Data extracted from a collection:
§
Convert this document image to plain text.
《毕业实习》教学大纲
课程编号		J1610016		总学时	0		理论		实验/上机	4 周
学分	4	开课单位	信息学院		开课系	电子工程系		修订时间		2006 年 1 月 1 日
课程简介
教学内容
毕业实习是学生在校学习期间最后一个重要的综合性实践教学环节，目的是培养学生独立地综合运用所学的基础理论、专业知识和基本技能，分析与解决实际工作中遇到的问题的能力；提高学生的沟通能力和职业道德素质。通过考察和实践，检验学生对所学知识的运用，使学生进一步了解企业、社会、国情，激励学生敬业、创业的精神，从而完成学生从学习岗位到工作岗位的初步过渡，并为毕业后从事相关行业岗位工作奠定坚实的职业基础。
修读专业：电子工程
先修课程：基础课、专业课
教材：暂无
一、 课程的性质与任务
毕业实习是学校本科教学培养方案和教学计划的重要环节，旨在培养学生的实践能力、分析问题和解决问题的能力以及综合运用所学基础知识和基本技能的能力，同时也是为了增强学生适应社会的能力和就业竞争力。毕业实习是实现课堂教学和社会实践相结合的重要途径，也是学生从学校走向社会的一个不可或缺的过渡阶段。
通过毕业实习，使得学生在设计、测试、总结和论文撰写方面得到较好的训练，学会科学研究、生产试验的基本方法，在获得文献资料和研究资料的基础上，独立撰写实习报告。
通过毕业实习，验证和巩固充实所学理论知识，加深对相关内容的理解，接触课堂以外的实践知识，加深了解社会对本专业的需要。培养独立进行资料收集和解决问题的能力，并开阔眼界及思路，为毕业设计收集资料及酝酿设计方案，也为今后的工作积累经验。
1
§
→ **Task brief**
Return a copy of every line that includes the word "通过毕业实习".

→ **Full solution**
通过毕业实习，使得学生在设计、测试、总结和论文撰写方面得到较好的训练，学会科学研究、生产试验的基本方法，在获得文献资料和研究资料的基础上，独立撰写实习报告。
通过毕业实习，验证和巩固充实所学理论知识，加深对相关内容的理解，接触课堂以外的实践知识，加深了解社会对本专业的需要。培养独立进行资料收集和解决问题的能力，并开阔眼界及思路，为毕业设计收集资料及酝酿设计方案，也为今后的工作积累经验。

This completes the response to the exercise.